» Written instruction: Gather each line containing the string "this" from these entries.

— Start Items —

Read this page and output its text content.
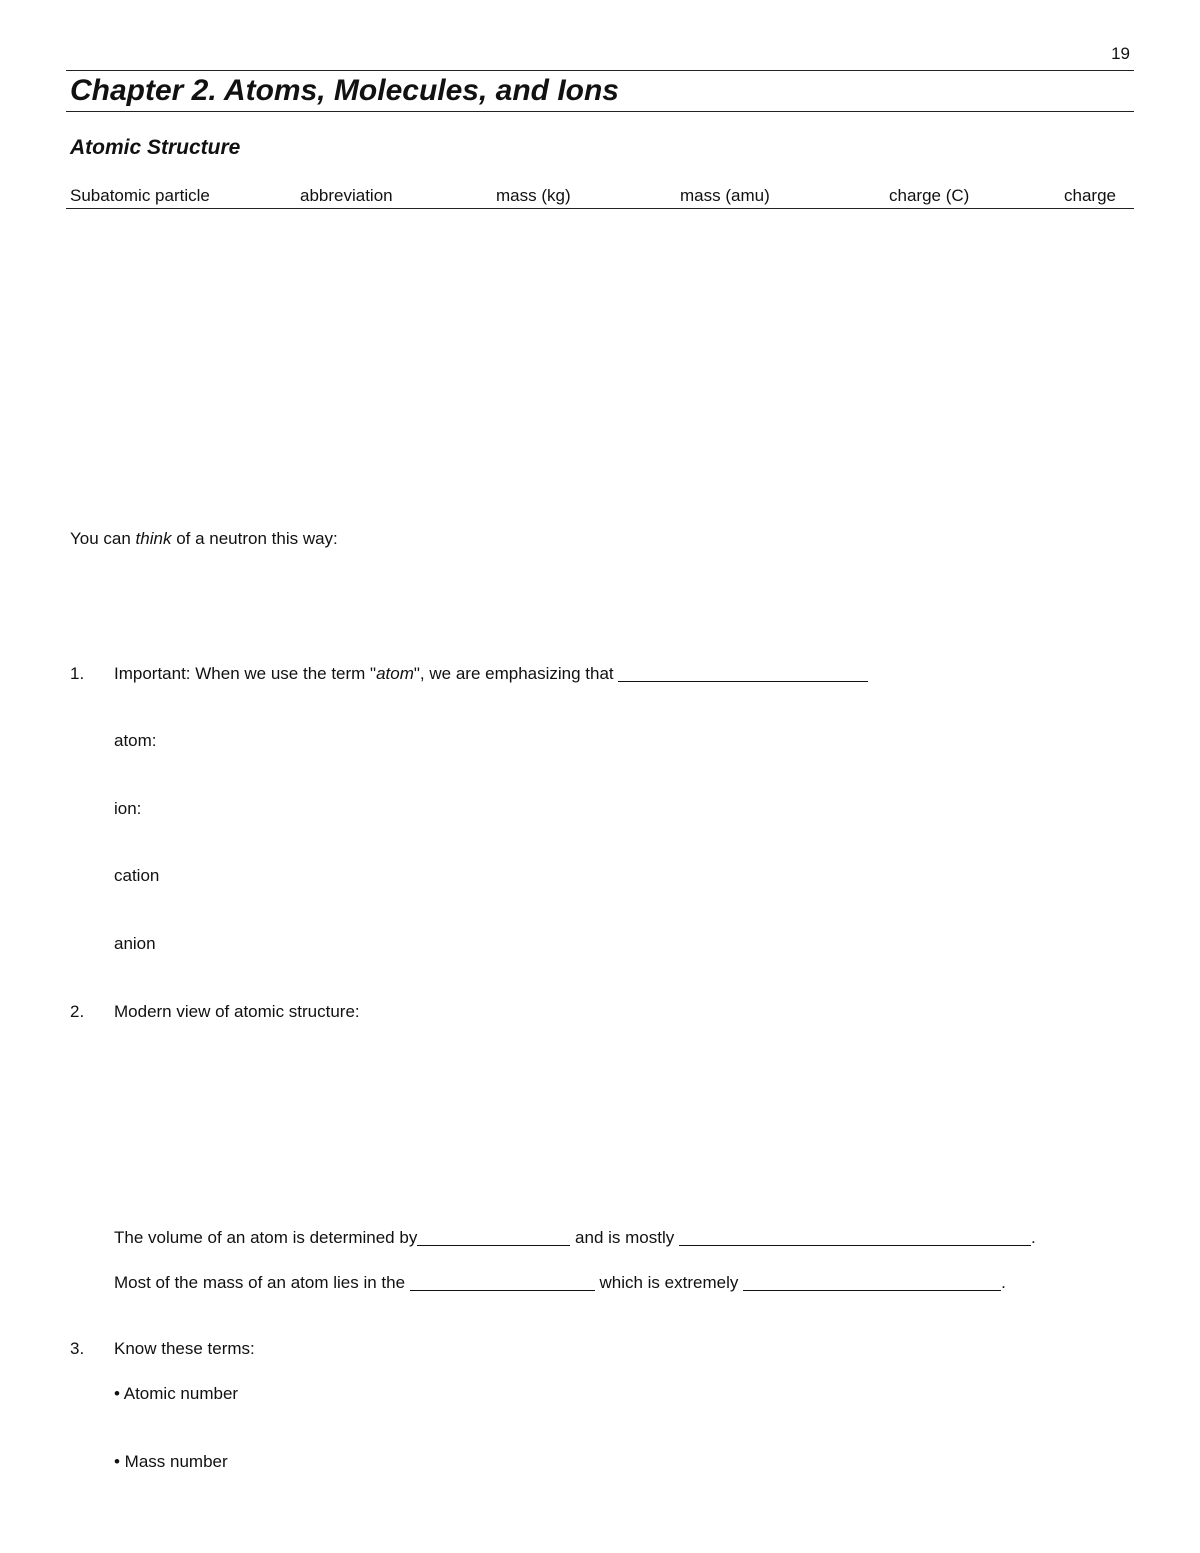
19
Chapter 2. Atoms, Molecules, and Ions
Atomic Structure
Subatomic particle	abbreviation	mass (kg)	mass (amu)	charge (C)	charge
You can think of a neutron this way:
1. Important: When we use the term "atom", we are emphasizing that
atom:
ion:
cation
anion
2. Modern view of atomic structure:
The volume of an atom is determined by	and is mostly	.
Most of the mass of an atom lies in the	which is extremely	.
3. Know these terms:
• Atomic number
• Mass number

— End Items —

» Answer to the problem:
Read this page and output its text content.
You can think of a neutron this way:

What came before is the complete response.